Work instructions | Search the material below for the string "skill" and list each line that holds it.
==================================================
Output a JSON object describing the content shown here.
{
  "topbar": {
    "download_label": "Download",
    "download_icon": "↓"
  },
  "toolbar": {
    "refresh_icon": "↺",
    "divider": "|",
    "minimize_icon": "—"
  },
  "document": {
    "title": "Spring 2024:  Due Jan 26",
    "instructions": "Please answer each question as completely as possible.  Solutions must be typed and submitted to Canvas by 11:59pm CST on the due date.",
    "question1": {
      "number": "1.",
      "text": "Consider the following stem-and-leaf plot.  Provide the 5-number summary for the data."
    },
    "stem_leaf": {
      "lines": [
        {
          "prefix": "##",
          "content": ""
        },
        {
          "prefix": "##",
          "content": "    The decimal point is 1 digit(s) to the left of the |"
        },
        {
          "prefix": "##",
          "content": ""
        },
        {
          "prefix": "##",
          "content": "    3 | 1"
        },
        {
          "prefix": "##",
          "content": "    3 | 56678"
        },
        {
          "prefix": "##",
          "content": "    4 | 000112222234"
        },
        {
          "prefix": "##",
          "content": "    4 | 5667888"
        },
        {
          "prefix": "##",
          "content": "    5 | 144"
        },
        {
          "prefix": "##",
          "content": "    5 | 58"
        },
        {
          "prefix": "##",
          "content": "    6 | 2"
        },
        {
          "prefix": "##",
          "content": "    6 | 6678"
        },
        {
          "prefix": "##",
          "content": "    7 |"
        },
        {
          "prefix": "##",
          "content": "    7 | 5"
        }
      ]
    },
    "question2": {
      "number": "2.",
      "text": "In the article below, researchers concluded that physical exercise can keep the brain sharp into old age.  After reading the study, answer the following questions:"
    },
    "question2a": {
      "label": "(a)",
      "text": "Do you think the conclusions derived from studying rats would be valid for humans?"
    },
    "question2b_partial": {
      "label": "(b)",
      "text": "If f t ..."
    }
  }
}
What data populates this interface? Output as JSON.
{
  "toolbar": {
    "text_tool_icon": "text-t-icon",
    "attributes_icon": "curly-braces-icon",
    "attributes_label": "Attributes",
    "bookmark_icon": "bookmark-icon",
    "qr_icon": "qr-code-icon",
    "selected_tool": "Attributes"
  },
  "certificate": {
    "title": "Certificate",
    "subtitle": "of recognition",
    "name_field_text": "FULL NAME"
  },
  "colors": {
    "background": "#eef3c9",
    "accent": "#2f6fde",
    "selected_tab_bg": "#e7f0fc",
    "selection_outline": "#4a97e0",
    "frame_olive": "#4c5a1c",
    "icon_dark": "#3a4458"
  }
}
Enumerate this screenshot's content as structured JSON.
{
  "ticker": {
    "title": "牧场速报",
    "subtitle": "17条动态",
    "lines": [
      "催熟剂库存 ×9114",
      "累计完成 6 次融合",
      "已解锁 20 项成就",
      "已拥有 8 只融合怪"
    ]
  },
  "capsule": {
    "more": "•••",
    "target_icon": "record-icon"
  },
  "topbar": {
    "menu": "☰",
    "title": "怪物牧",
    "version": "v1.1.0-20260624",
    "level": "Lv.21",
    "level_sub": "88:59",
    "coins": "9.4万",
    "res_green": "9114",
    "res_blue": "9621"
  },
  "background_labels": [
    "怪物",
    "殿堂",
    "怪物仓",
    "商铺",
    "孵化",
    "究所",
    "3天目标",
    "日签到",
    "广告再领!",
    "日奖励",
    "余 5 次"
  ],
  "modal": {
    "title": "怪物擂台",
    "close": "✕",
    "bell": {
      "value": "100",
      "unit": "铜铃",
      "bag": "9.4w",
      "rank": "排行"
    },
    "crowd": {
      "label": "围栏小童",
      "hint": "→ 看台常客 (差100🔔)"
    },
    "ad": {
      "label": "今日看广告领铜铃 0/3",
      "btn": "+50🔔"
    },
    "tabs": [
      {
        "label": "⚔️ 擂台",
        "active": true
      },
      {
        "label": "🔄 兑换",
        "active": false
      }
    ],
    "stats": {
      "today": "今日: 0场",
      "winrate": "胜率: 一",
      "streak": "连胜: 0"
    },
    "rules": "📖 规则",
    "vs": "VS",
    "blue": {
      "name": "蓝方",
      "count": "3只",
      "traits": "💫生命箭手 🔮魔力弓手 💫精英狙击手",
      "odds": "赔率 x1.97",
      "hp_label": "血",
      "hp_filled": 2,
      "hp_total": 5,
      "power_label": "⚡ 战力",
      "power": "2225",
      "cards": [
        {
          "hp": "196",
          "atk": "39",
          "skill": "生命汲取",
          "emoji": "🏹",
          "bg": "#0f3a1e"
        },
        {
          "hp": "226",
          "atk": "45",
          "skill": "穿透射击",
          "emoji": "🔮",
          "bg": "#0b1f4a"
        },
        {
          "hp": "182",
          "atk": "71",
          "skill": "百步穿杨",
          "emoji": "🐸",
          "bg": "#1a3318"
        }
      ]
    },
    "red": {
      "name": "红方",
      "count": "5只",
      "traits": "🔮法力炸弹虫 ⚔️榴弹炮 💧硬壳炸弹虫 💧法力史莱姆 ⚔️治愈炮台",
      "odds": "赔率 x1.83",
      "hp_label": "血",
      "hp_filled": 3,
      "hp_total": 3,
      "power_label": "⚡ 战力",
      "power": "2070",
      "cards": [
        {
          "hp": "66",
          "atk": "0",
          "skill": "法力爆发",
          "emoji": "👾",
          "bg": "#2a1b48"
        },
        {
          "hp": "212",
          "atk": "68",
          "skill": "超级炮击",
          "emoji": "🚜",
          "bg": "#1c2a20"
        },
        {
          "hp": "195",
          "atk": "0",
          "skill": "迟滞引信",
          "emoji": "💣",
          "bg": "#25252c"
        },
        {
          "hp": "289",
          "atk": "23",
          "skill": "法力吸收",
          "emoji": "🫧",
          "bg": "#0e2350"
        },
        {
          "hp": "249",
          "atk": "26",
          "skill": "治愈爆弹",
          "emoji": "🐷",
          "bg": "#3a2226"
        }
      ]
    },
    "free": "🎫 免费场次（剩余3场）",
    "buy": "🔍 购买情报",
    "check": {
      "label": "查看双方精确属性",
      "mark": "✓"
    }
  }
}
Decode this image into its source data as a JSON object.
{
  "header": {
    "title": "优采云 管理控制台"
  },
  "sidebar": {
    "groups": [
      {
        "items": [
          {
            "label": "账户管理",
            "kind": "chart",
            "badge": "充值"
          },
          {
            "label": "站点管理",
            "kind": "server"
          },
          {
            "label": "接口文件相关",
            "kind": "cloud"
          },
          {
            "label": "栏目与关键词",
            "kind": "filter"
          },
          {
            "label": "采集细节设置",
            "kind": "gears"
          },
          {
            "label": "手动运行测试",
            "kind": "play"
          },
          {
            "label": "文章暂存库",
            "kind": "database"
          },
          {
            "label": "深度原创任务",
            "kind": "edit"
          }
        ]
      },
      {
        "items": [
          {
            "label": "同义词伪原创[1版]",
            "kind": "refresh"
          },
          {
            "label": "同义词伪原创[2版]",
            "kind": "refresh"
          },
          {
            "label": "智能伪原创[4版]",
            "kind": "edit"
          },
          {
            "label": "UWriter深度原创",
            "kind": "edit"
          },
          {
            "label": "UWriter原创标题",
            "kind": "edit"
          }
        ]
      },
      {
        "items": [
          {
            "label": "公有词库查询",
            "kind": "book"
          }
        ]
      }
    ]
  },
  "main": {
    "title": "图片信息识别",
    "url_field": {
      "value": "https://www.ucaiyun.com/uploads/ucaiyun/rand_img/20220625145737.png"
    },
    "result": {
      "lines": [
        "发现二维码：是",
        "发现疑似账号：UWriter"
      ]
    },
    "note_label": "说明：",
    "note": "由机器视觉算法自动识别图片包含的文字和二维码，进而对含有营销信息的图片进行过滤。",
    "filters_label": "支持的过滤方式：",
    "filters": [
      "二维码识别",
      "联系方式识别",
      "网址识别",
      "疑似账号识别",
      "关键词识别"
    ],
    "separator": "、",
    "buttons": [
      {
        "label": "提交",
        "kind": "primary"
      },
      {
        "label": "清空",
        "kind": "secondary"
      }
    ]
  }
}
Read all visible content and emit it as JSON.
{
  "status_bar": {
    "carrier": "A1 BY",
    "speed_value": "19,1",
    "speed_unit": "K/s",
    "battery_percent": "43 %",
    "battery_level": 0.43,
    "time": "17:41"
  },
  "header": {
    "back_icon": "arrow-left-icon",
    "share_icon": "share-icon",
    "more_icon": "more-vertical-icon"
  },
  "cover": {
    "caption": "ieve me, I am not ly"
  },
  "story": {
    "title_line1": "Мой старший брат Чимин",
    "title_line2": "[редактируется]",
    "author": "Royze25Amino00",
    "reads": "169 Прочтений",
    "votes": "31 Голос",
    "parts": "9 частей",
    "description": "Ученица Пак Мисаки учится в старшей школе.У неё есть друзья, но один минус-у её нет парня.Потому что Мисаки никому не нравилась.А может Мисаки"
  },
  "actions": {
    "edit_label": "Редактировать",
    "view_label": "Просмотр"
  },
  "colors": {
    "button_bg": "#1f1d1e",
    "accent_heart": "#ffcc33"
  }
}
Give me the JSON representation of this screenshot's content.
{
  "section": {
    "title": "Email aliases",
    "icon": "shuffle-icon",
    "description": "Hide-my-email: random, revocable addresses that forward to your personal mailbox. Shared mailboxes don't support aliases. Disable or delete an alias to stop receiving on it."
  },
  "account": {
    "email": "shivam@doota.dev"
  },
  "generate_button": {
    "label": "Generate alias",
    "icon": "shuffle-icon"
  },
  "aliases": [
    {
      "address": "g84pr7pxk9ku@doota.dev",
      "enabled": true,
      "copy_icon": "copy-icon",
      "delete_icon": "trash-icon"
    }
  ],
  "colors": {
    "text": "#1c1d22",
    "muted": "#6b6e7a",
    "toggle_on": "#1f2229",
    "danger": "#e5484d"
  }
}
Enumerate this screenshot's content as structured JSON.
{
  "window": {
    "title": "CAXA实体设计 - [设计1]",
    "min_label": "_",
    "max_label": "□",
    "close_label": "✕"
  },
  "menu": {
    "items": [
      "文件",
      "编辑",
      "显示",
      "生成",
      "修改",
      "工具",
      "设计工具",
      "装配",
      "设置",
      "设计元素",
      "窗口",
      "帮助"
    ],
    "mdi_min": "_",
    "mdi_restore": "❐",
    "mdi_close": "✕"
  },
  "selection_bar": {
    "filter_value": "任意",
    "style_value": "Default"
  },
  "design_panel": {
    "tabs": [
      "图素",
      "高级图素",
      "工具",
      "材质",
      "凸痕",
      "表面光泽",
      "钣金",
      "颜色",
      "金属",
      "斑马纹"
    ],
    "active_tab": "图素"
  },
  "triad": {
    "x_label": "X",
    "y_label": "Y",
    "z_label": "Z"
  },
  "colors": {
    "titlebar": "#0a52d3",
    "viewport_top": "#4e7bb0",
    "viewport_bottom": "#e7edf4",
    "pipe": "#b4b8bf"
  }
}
==================================================
Final answer |
          "skill": "生命汲取",
          "skill": "穿透射击",
          "skill": "百步穿杨",
          "skill": "法力爆发",
          "skill": "超级炮击",
          "skill": "迟滞引信",
          "skill": "法力吸收",
          "skill": "治愈爆弹",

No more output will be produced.